Directions for this task ->
Leave out the pictures and copy every record exactly.

Given data ->
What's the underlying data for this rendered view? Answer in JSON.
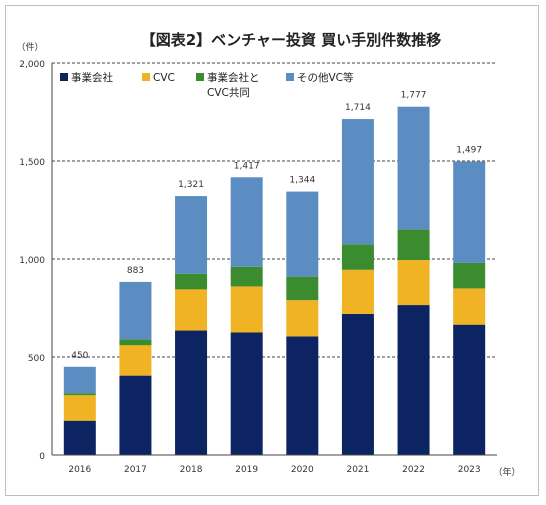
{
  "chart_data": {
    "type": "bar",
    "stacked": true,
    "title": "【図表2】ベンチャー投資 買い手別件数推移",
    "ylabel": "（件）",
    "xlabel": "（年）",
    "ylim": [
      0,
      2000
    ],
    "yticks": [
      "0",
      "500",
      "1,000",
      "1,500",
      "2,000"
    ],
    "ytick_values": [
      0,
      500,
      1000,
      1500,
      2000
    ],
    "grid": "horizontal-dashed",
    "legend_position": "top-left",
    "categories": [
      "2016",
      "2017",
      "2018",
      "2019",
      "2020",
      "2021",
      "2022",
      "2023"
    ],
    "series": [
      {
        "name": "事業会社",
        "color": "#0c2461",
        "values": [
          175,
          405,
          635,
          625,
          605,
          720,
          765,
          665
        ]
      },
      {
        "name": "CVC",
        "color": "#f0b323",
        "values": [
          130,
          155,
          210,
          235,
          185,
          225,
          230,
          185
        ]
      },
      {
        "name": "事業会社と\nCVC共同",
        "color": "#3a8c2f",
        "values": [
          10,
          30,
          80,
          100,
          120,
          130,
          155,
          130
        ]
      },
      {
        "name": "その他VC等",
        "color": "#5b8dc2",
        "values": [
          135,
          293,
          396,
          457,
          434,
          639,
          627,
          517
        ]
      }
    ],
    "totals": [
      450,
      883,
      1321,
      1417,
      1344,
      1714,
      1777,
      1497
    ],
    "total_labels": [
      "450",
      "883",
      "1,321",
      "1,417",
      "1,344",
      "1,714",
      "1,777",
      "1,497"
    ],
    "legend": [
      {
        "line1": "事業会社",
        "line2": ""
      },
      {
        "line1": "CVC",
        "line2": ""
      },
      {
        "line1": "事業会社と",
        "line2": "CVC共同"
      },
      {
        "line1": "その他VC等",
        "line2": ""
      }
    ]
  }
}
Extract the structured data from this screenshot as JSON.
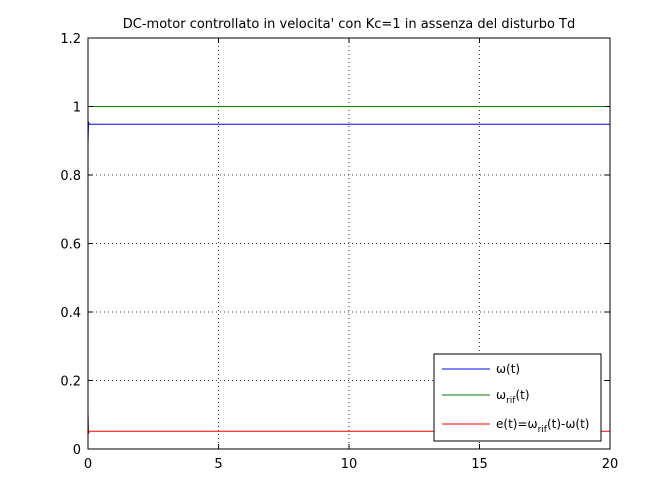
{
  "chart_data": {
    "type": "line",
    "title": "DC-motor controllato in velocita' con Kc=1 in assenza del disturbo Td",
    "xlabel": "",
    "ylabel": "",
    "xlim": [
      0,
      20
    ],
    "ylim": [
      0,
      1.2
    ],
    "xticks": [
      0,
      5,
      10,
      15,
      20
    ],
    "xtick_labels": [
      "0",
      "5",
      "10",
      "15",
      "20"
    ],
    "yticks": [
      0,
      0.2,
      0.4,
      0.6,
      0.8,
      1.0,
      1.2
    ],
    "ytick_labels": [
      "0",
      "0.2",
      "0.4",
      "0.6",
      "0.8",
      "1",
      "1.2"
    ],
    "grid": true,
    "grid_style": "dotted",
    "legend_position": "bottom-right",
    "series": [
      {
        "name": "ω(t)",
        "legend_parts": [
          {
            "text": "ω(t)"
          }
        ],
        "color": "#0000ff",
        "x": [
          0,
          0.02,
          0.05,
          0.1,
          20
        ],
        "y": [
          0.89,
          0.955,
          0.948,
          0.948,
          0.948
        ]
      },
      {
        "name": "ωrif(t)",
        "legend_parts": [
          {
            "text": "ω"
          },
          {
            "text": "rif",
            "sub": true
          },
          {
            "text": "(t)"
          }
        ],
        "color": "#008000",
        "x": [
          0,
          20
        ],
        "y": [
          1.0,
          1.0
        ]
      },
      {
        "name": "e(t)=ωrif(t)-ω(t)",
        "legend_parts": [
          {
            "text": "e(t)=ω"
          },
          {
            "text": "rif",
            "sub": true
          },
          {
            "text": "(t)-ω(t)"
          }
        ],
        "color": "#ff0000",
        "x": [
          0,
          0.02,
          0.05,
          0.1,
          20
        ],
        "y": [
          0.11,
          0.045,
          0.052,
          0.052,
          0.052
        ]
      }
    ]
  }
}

Exercise result ->
What's the underlying data for this rendered view? Answer in JSON.
{
  "chart_data": {
    "type": "bar",
    "stacked": true,
    "title": "【図表2】ベンチャー投資 買い手別件数推移",
    "ylabel": "（件）",
    "xlabel": "（年）",
    "ylim": [
      0,
      2000
    ],
    "yticks": [
      "0",
      "500",
      "1,000",
      "1,500",
      "2,000"
    ],
    "ytick_values": [
      0,
      500,
      1000,
      1500,
      2000
    ],
    "grid": "horizontal-dashed",
    "legend_position": "top-left",
    "categories": [
      "2016",
      "2017",
      "2018",
      "2019",
      "2020",
      "2021",
      "2022",
      "2023"
    ],
    "series": [
      {
        "name": "事業会社",
        "color": "#0c2461",
        "values": [
          175,
          405,
          635,
          625,
          605,
          720,
          765,
          665
        ]
      },
      {
        "name": "CVC",
        "color": "#f0b323",
        "values": [
          130,
          155,
          210,
          235,
          185,
          225,
          230,
          185
        ]
      },
      {
        "name": "事業会社と\nCVC共同",
        "color": "#3a8c2f",
        "values": [
          10,
          30,
          80,
          100,
          120,
          130,
          155,
          130
        ]
      },
      {
        "name": "その他VC等",
        "color": "#5b8dc2",
        "values": [
          135,
          293,
          396,
          457,
          434,
          639,
          627,
          517
        ]
      }
    ],
    "totals": [
      450,
      883,
      1321,
      1417,
      1344,
      1714,
      1777,
      1497
    ],
    "total_labels": [
      "450",
      "883",
      "1,321",
      "1,417",
      "1,344",
      "1,714",
      "1,777",
      "1,497"
    ],
    "legend": [
      {
        "line1": "事業会社",
        "line2": ""
      },
      {
        "line1": "CVC",
        "line2": ""
      },
      {
        "line1": "事業会社と",
        "line2": "CVC共同"
      },
      {
        "line1": "その他VC等",
        "line2": ""
      }
    ]
  }
}
Extract the structured data from this screenshot as JSON.
{
  "chart_data": {
    "type": "line",
    "title": "DC-motor controllato in velocita' con Kc=1 in assenza del disturbo Td",
    "xlabel": "",
    "ylabel": "",
    "xlim": [
      0,
      20
    ],
    "ylim": [
      0,
      1.2
    ],
    "xticks": [
      0,
      5,
      10,
      15,
      20
    ],
    "xtick_labels": [
      "0",
      "5",
      "10",
      "15",
      "20"
    ],
    "yticks": [
      0,
      0.2,
      0.4,
      0.6,
      0.8,
      1.0,
      1.2
    ],
    "ytick_labels": [
      "0",
      "0.2",
      "0.4",
      "0.6",
      "0.8",
      "1",
      "1.2"
    ],
    "grid": true,
    "grid_style": "dotted",
    "legend_position": "bottom-right",
    "series": [
      {
        "name": "ω(t)",
        "legend_parts": [
          {
            "text": "ω(t)"
          }
        ],
        "color": "#0000ff",
        "x": [
          0,
          0.02,
          0.05,
          0.1,
          20
        ],
        "y": [
          0.89,
          0.955,
          0.948,
          0.948,
          0.948
        ]
      },
      {
        "name": "ωrif(t)",
        "legend_parts": [
          {
            "text": "ω"
          },
          {
            "text": "rif",
            "sub": true
          },
          {
            "text": "(t)"
          }
        ],
        "color": "#008000",
        "x": [
          0,
          20
        ],
        "y": [
          1.0,
          1.0
        ]
      },
      {
        "name": "e(t)=ωrif(t)-ω(t)",
        "legend_parts": [
          {
            "text": "e(t)=ω"
          },
          {
            "text": "rif",
            "sub": true
          },
          {
            "text": "(t)-ω(t)"
          }
        ],
        "color": "#ff0000",
        "x": [
          0,
          0.02,
          0.05,
          0.1,
          20
        ],
        "y": [
          0.11,
          0.045,
          0.052,
          0.052,
          0.052
        ]
      }
    ]
  }
}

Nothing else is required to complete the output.